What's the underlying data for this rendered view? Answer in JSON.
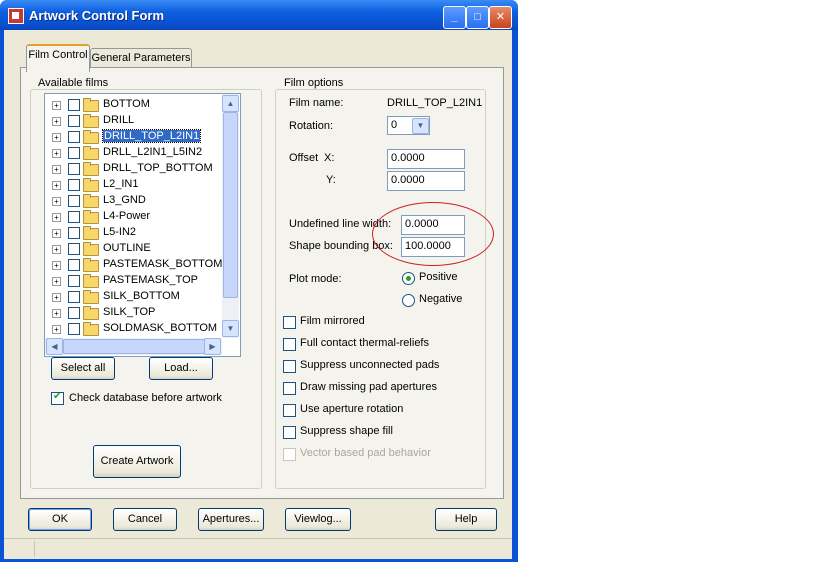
{
  "window": {
    "title": "Artwork Control Form",
    "controls": [
      "_",
      "□",
      "✕"
    ]
  },
  "tabs": [
    {
      "label": "Film Control",
      "active": true
    },
    {
      "label": "General Parameters",
      "active": false
    }
  ],
  "available_films": {
    "legend": "Available films",
    "items": [
      {
        "label": "BOTTOM",
        "selected": false
      },
      {
        "label": "DRILL",
        "selected": false
      },
      {
        "label": "DRILL_TOP_L2IN1",
        "selected": true
      },
      {
        "label": "DRLL_L2IN1_L5IN2",
        "selected": false
      },
      {
        "label": "DRLL_TOP_BOTTOM",
        "selected": false
      },
      {
        "label": "L2_IN1",
        "selected": false
      },
      {
        "label": "L3_GND",
        "selected": false
      },
      {
        "label": "L4-Power",
        "selected": false
      },
      {
        "label": "L5-IN2",
        "selected": false
      },
      {
        "label": "OUTLINE",
        "selected": false
      },
      {
        "label": "PASTEMASK_BOTTOM",
        "selected": false
      },
      {
        "label": "PASTEMASK_TOP",
        "selected": false
      },
      {
        "label": "SILK_BOTTOM",
        "selected": false
      },
      {
        "label": "SILK_TOP",
        "selected": false
      },
      {
        "label": "SOLDMASK_BOTTOM",
        "selected": false
      }
    ],
    "select_all": "Select all",
    "load": "Load...",
    "check_db_label": "Check database before artwork",
    "check_db_checked": true,
    "create_artwork": "Create Artwork"
  },
  "film_options": {
    "legend": "Film options",
    "film_name_label": "Film name:",
    "film_name_value": "DRILL_TOP_L2IN1",
    "rotation_label": "Rotation:",
    "rotation_value": "0",
    "offset_label": "Offset",
    "offset_x_label": "X:",
    "offset_x_value": "0.0000",
    "offset_y_label": "Y:",
    "offset_y_value": "0.0000",
    "undefined_line_width_label": "Undefined line width:",
    "undefined_line_width_value": "0.0000",
    "shape_bounding_box_label": "Shape bounding box:",
    "shape_bounding_box_value": "100.0000",
    "plot_mode_label": "Plot mode:",
    "plot_positive": "Positive",
    "plot_negative": "Negative",
    "plot_mode_selected": "Positive",
    "options": [
      {
        "label": "Film mirrored",
        "checked": false,
        "enabled": true
      },
      {
        "label": "Full contact thermal-reliefs",
        "checked": false,
        "enabled": true
      },
      {
        "label": "Suppress unconnected pads",
        "checked": false,
        "enabled": true
      },
      {
        "label": "Draw missing pad apertures",
        "checked": false,
        "enabled": true
      },
      {
        "label": "Use aperture rotation",
        "checked": false,
        "enabled": true
      },
      {
        "label": "Suppress shape fill",
        "checked": false,
        "enabled": true
      },
      {
        "label": "Vector based pad behavior",
        "checked": false,
        "enabled": false
      }
    ]
  },
  "bottom_buttons": {
    "ok": "OK",
    "cancel": "Cancel",
    "apertures": "Apertures...",
    "viewlog": "Viewlog...",
    "help": "Help"
  },
  "colors": {
    "titlebar": "#0b5fe0",
    "selection": "#316ac5",
    "annotation_circle": "#cc2222"
  }
}
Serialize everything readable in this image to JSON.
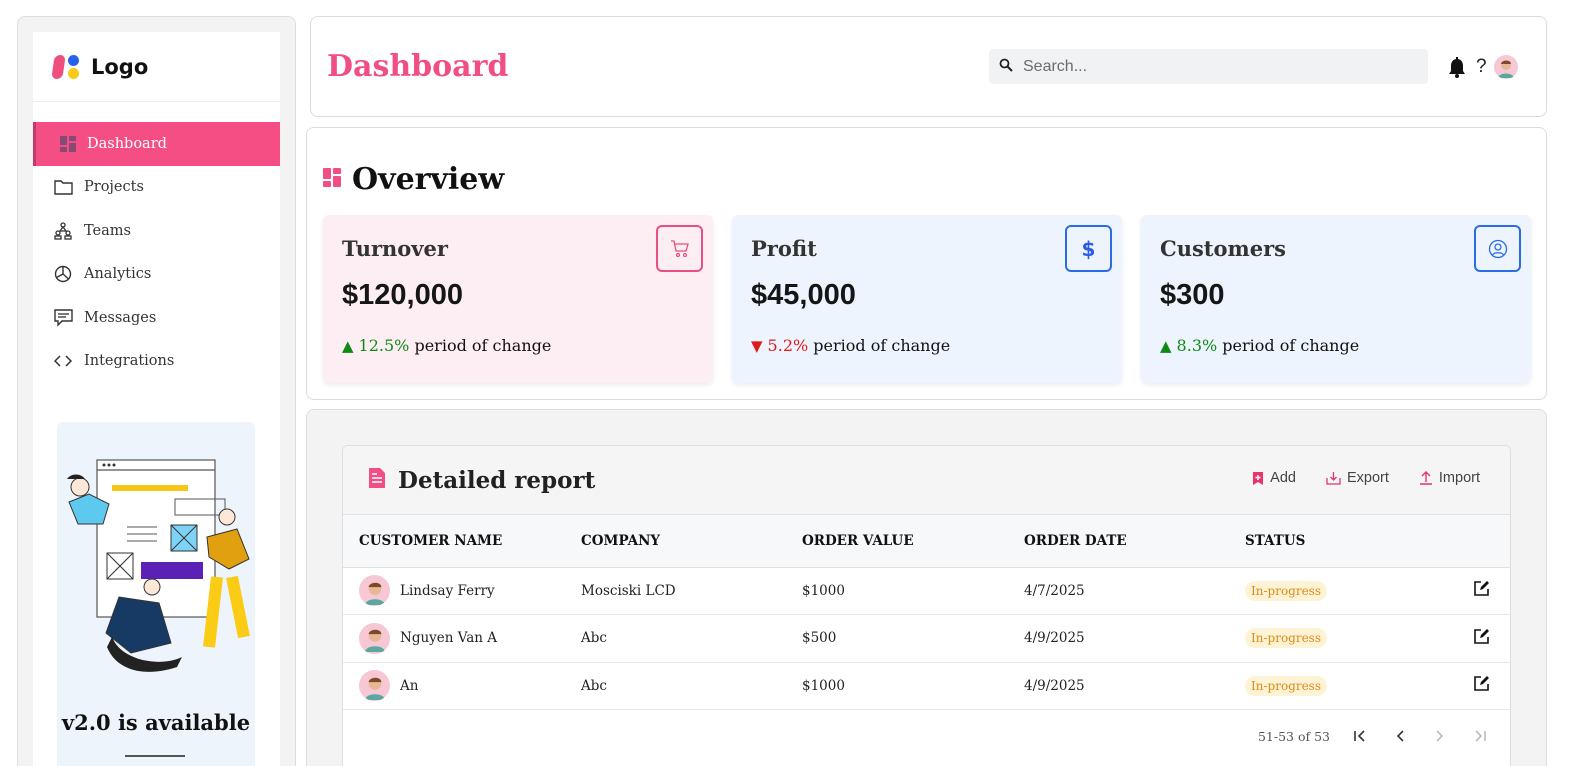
{
  "sidebar": {
    "logo_text": "Logo",
    "items": [
      {
        "label": "Dashboard",
        "icon": "dashboard-icon",
        "active": true
      },
      {
        "label": "Projects",
        "icon": "folder-icon"
      },
      {
        "label": "Teams",
        "icon": "teams-icon"
      },
      {
        "label": "Analytics",
        "icon": "pie-chart-icon"
      },
      {
        "label": "Messages",
        "icon": "message-icon"
      },
      {
        "label": "Integrations",
        "icon": "code-icon"
      }
    ],
    "promo_title": "v2.0 is available"
  },
  "header": {
    "title": "Dashboard",
    "search_placeholder": "Search...",
    "help_label": "?"
  },
  "overview": {
    "title": "Overview",
    "cards": [
      {
        "title": "Turnover",
        "value": "$120,000",
        "arrow": "▲",
        "change": "12.5%",
        "change_text": " period of change",
        "trend": "up",
        "icon": "cart-icon"
      },
      {
        "title": "Profit",
        "value": "$45,000",
        "arrow": "▼",
        "change": "5.2%",
        "change_text": " period of change",
        "trend": "down",
        "icon": "dollar-icon",
        "icon_glyph": "$"
      },
      {
        "title": "Customers",
        "value": "$300",
        "arrow": "▲",
        "change": "8.3%",
        "change_text": " period of change",
        "trend": "up",
        "icon": "user-circle-icon"
      }
    ]
  },
  "report": {
    "title": "Detailed report",
    "actions": {
      "add": "Add",
      "export": "Export",
      "import": "Import"
    },
    "columns": [
      "CUSTOMER NAME",
      "COMPANY",
      "ORDER VALUE",
      "ORDER DATE",
      "STATUS"
    ],
    "rows": [
      {
        "name": "Lindsay Ferry",
        "company": "Mosciski LCD",
        "value": "$1000",
        "date": "4/7/2025",
        "status": "In-progress"
      },
      {
        "name": "Nguyen Van A",
        "company": "Abc",
        "value": "$500",
        "date": "4/9/2025",
        "status": "In-progress"
      },
      {
        "name": "An",
        "company": "Abc",
        "value": "$1000",
        "date": "4/9/2025",
        "status": "In-progress"
      }
    ],
    "pagination": "51-53 of 53"
  },
  "colors": {
    "accent": "#f04e85",
    "blue": "#2c6be8",
    "up": "#0f8a17",
    "down": "#e11919",
    "badge": "#e08a14"
  }
}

—————

THE TASK — Search the records for the string "this" and return every line in which it occurs.

WRITTEN RESPONSE —
What's the underlying data for this rendered view? Answer in JSON.
Serialize everything readable in this image to JSON.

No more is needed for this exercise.